(Entries taken from a collection)
━━━━━━━━━━━━━━━━━━━━━━━━━━━━━━
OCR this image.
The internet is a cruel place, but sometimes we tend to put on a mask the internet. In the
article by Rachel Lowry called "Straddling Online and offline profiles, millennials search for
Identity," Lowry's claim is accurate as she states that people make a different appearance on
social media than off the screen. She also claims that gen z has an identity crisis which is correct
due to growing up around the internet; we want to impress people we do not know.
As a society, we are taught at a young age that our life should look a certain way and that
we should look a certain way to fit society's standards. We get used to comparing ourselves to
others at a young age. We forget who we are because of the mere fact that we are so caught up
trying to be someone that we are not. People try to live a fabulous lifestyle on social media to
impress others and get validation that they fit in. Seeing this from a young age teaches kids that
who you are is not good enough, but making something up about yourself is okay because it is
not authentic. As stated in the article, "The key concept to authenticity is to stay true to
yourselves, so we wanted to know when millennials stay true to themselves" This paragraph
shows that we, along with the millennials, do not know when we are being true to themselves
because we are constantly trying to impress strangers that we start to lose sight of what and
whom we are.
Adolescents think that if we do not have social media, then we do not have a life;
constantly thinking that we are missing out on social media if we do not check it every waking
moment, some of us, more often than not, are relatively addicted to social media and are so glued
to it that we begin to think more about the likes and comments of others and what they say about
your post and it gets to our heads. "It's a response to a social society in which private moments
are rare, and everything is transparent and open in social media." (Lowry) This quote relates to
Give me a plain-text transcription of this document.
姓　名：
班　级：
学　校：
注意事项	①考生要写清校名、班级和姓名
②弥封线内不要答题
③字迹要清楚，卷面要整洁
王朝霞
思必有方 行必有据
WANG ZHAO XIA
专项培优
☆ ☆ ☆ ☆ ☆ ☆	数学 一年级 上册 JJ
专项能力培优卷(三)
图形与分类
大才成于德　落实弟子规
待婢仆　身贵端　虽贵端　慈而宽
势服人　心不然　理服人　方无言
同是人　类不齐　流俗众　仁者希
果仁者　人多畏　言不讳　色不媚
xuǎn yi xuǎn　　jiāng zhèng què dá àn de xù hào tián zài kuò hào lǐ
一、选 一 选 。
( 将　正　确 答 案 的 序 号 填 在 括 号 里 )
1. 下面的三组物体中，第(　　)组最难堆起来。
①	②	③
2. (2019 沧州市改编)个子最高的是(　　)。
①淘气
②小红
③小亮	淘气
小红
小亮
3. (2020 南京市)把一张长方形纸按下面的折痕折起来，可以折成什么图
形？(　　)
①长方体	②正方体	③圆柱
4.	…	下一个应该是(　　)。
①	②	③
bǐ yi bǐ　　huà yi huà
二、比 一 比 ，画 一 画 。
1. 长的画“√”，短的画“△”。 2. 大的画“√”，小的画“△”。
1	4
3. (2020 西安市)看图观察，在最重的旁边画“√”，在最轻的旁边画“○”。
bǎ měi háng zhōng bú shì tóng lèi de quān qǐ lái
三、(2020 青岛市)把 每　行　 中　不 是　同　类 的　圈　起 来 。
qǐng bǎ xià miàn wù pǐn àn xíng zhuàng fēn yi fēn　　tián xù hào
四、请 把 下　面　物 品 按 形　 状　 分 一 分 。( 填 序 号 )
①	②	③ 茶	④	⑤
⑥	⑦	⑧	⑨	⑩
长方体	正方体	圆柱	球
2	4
━━━━━━━━━━━━━━━━━━━━━━━━━━━━━━
Aim ▸
Copy every line of the listing that includes the string "than".

Answer to the task ▸
social media than off the screen. She also claims that gen z has an identity crisis which is correct
moment, some of us, more often than not, are relatively addicted to social media and are so glued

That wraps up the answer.